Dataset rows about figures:
** Begin **

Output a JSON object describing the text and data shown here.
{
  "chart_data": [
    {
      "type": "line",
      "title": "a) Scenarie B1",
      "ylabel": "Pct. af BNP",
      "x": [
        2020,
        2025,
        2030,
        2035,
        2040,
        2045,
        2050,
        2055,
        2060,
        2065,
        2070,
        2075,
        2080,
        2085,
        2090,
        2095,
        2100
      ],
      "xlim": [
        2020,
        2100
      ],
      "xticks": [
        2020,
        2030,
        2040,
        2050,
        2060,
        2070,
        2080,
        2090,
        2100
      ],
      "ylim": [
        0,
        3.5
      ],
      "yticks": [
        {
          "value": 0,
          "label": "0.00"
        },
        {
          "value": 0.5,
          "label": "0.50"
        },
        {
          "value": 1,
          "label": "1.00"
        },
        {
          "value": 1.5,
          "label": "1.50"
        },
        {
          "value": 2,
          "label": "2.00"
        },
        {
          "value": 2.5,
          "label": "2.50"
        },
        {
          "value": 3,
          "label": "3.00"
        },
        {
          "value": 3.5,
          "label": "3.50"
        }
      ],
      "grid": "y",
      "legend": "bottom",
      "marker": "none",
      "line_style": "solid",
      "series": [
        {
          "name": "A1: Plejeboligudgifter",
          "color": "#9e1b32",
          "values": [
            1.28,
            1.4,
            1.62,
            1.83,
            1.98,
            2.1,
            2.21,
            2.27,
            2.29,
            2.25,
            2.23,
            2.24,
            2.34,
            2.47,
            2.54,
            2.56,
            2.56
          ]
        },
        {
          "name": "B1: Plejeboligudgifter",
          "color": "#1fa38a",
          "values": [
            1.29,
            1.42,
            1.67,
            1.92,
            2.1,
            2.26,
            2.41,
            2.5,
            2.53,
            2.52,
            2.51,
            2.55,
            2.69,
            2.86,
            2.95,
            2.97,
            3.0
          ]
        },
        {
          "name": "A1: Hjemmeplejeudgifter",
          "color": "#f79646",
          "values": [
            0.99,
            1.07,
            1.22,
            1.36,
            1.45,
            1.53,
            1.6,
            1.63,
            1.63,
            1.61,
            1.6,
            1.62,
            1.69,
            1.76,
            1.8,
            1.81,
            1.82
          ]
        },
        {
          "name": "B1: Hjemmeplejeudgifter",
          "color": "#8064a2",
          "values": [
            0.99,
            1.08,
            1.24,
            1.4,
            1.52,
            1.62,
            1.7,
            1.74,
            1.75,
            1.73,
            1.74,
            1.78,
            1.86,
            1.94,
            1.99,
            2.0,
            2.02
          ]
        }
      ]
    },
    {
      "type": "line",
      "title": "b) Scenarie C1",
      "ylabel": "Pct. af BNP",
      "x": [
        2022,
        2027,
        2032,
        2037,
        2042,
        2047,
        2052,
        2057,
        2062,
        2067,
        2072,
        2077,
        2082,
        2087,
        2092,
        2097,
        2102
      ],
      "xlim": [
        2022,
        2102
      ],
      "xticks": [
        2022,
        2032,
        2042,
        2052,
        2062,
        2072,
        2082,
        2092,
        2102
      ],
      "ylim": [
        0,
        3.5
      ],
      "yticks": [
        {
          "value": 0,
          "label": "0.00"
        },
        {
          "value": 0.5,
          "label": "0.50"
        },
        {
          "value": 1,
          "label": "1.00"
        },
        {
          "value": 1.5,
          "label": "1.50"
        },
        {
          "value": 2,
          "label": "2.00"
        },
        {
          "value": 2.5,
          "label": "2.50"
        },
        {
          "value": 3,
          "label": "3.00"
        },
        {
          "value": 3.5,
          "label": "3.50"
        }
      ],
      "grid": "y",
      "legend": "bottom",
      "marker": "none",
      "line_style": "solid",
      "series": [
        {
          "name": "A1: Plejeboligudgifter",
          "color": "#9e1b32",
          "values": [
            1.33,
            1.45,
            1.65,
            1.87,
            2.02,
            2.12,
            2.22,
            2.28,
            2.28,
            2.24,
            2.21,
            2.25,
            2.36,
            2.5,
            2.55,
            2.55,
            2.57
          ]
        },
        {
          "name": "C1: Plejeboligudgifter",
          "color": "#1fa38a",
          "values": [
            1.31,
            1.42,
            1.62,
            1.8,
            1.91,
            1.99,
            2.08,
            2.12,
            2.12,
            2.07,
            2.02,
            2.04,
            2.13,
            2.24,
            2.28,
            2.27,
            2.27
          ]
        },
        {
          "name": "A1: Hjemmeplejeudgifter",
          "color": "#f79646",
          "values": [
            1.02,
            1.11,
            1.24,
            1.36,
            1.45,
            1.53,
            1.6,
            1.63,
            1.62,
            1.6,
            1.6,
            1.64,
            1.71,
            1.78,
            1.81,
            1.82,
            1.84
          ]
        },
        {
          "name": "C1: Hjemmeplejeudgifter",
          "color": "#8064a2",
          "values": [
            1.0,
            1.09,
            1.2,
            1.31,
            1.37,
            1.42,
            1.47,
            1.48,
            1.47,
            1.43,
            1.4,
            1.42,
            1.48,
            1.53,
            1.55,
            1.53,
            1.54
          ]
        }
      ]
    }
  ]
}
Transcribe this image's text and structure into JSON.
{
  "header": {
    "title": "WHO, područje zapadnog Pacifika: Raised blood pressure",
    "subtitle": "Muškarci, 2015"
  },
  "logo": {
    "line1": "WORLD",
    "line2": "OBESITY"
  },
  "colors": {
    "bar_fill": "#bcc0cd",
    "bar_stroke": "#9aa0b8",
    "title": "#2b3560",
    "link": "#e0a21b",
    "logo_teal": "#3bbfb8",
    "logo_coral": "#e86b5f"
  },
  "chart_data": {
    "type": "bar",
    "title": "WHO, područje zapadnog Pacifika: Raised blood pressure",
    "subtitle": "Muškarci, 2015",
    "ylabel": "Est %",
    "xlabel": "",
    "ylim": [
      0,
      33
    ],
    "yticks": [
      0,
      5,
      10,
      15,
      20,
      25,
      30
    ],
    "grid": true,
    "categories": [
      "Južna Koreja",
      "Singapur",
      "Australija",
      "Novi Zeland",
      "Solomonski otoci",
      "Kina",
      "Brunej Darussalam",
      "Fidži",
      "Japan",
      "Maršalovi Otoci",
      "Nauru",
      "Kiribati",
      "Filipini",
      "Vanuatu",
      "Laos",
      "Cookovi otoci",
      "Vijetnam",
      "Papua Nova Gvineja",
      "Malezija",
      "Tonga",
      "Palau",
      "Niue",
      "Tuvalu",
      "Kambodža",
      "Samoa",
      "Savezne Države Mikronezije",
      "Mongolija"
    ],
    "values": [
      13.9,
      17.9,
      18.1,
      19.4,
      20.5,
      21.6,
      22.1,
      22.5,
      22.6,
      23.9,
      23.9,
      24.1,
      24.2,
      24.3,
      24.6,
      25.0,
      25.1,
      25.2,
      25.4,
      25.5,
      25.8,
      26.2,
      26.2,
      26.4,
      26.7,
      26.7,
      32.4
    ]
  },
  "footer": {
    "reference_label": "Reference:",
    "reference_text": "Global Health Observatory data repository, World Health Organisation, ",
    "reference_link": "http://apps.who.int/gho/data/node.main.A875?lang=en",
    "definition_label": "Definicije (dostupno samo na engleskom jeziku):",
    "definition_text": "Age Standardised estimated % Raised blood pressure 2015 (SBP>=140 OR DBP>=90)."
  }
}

** End **

### Problem to solve
Transcribe every record above exactly as it appears.

### Reply
Output a JSON object describing the text and data shown here.
{
  "chart_data": [
    {
      "type": "line",
      "title": "a) Scenarie B1",
      "ylabel": "Pct. af BNP",
      "x": [
        2020,
        2025,
        2030,
        2035,
        2040,
        2045,
        2050,
        2055,
        2060,
        2065,
        2070,
        2075,
        2080,
        2085,
        2090,
        2095,
        2100
      ],
      "xlim": [
        2020,
        2100
      ],
      "xticks": [
        2020,
        2030,
        2040,
        2050,
        2060,
        2070,
        2080,
        2090,
        2100
      ],
      "ylim": [
        0,
        3.5
      ],
      "yticks": [
        {
          "value": 0,
          "label": "0.00"
        },
        {
          "value": 0.5,
          "label": "0.50"
        },
        {
          "value": 1,
          "label": "1.00"
        },
        {
          "value": 1.5,
          "label": "1.50"
        },
        {
          "value": 2,
          "label": "2.00"
        },
        {
          "value": 2.5,
          "label": "2.50"
        },
        {
          "value": 3,
          "label": "3.00"
        },
        {
          "value": 3.5,
          "label": "3.50"
        }
      ],
      "grid": "y",
      "legend": "bottom",
      "marker": "none",
      "line_style": "solid",
      "series": [
        {
          "name": "A1: Plejeboligudgifter",
          "color": "#9e1b32",
          "values": [
            1.28,
            1.4,
            1.62,
            1.83,
            1.98,
            2.1,
            2.21,
            2.27,
            2.29,
            2.25,
            2.23,
            2.24,
            2.34,
            2.47,
            2.54,
            2.56,
            2.56
          ]
        },
        {
          "name": "B1: Plejeboligudgifter",
          "color": "#1fa38a",
          "values": [
            1.29,
            1.42,
            1.67,
            1.92,
            2.1,
            2.26,
            2.41,
            2.5,
            2.53,
            2.52,
            2.51,
            2.55,
            2.69,
            2.86,
            2.95,
            2.97,
            3.0
          ]
        },
        {
          "name": "A1: Hjemmeplejeudgifter",
          "color": "#f79646",
          "values": [
            0.99,
            1.07,
            1.22,
            1.36,
            1.45,
            1.53,
            1.6,
            1.63,
            1.63,
            1.61,
            1.6,
            1.62,
            1.69,
            1.76,
            1.8,
            1.81,
            1.82
          ]
        },
        {
          "name": "B1: Hjemmeplejeudgifter",
          "color": "#8064a2",
          "values": [
            0.99,
            1.08,
            1.24,
            1.4,
            1.52,
            1.62,
            1.7,
            1.74,
            1.75,
            1.73,
            1.74,
            1.78,
            1.86,
            1.94,
            1.99,
            2.0,
            2.02
          ]
        }
      ]
    },
    {
      "type": "line",
      "title": "b) Scenarie C1",
      "ylabel": "Pct. af BNP",
      "x": [
        2022,
        2027,
        2032,
        2037,
        2042,
        2047,
        2052,
        2057,
        2062,
        2067,
        2072,
        2077,
        2082,
        2087,
        2092,
        2097,
        2102
      ],
      "xlim": [
        2022,
        2102
      ],
      "xticks": [
        2022,
        2032,
        2042,
        2052,
        2062,
        2072,
        2082,
        2092,
        2102
      ],
      "ylim": [
        0,
        3.5
      ],
      "yticks": [
        {
          "value": 0,
          "label": "0.00"
        },
        {
          "value": 0.5,
          "label": "0.50"
        },
        {
          "value": 1,
          "label": "1.00"
        },
        {
          "value": 1.5,
          "label": "1.50"
        },
        {
          "value": 2,
          "label": "2.00"
        },
        {
          "value": 2.5,
          "label": "2.50"
        },
        {
          "value": 3,
          "label": "3.00"
        },
        {
          "value": 3.5,
          "label": "3.50"
        }
      ],
      "grid": "y",
      "legend": "bottom",
      "marker": "none",
      "line_style": "solid",
      "series": [
        {
          "name": "A1: Plejeboligudgifter",
          "color": "#9e1b32",
          "values": [
            1.33,
            1.45,
            1.65,
            1.87,
            2.02,
            2.12,
            2.22,
            2.28,
            2.28,
            2.24,
            2.21,
            2.25,
            2.36,
            2.5,
            2.55,
            2.55,
            2.57
          ]
        },
        {
          "name": "C1: Plejeboligudgifter",
          "color": "#1fa38a",
          "values": [
            1.31,
            1.42,
            1.62,
            1.8,
            1.91,
            1.99,
            2.08,
            2.12,
            2.12,
            2.07,
            2.02,
            2.04,
            2.13,
            2.24,
            2.28,
            2.27,
            2.27
          ]
        },
        {
          "name": "A1: Hjemmeplejeudgifter",
          "color": "#f79646",
          "values": [
            1.02,
            1.11,
            1.24,
            1.36,
            1.45,
            1.53,
            1.6,
            1.63,
            1.62,
            1.6,
            1.6,
            1.64,
            1.71,
            1.78,
            1.81,
            1.82,
            1.84
          ]
        },
        {
          "name": "C1: Hjemmeplejeudgifter",
          "color": "#8064a2",
          "values": [
            1.0,
            1.09,
            1.2,
            1.31,
            1.37,
            1.42,
            1.47,
            1.48,
            1.47,
            1.43,
            1.4,
            1.42,
            1.48,
            1.53,
            1.55,
            1.53,
            1.54
          ]
        }
      ]
    }
  ]
}
Transcribe this image's text and structure into JSON.
{
  "header": {
    "title": "WHO, područje zapadnog Pacifika: Raised blood pressure",
    "subtitle": "Muškarci, 2015"
  },
  "logo": {
    "line1": "WORLD",
    "line2": "OBESITY"
  },
  "colors": {
    "bar_fill": "#bcc0cd",
    "bar_stroke": "#9aa0b8",
    "title": "#2b3560",
    "link": "#e0a21b",
    "logo_teal": "#3bbfb8",
    "logo_coral": "#e86b5f"
  },
  "chart_data": {
    "type": "bar",
    "title": "WHO, područje zapadnog Pacifika: Raised blood pressure",
    "subtitle": "Muškarci, 2015",
    "ylabel": "Est %",
    "xlabel": "",
    "ylim": [
      0,
      33
    ],
    "yticks": [
      0,
      5,
      10,
      15,
      20,
      25,
      30
    ],
    "grid": true,
    "categories": [
      "Južna Koreja",
      "Singapur",
      "Australija",
      "Novi Zeland",
      "Solomonski otoci",
      "Kina",
      "Brunej Darussalam",
      "Fidži",
      "Japan",
      "Maršalovi Otoci",
      "Nauru",
      "Kiribati",
      "Filipini",
      "Vanuatu",
      "Laos",
      "Cookovi otoci",
      "Vijetnam",
      "Papua Nova Gvineja",
      "Malezija",
      "Tonga",
      "Palau",
      "Niue",
      "Tuvalu",
      "Kambodža",
      "Samoa",
      "Savezne Države Mikronezije",
      "Mongolija"
    ],
    "values": [
      13.9,
      17.9,
      18.1,
      19.4,
      20.5,
      21.6,
      22.1,
      22.5,
      22.6,
      23.9,
      23.9,
      24.1,
      24.2,
      24.3,
      24.6,
      25.0,
      25.1,
      25.2,
      25.4,
      25.5,
      25.8,
      26.2,
      26.2,
      26.4,
      26.7,
      26.7,
      32.4
    ]
  },
  "footer": {
    "reference_label": "Reference:",
    "reference_text": "Global Health Observatory data repository, World Health Organisation, ",
    "reference_link": "http://apps.who.int/gho/data/node.main.A875?lang=en",
    "definition_label": "Definicije (dostupno samo na engleskom jeziku):",
    "definition_text": "Age Standardised estimated % Raised blood pressure 2015 (SBP>=140 OR DBP>=90)."
  }
}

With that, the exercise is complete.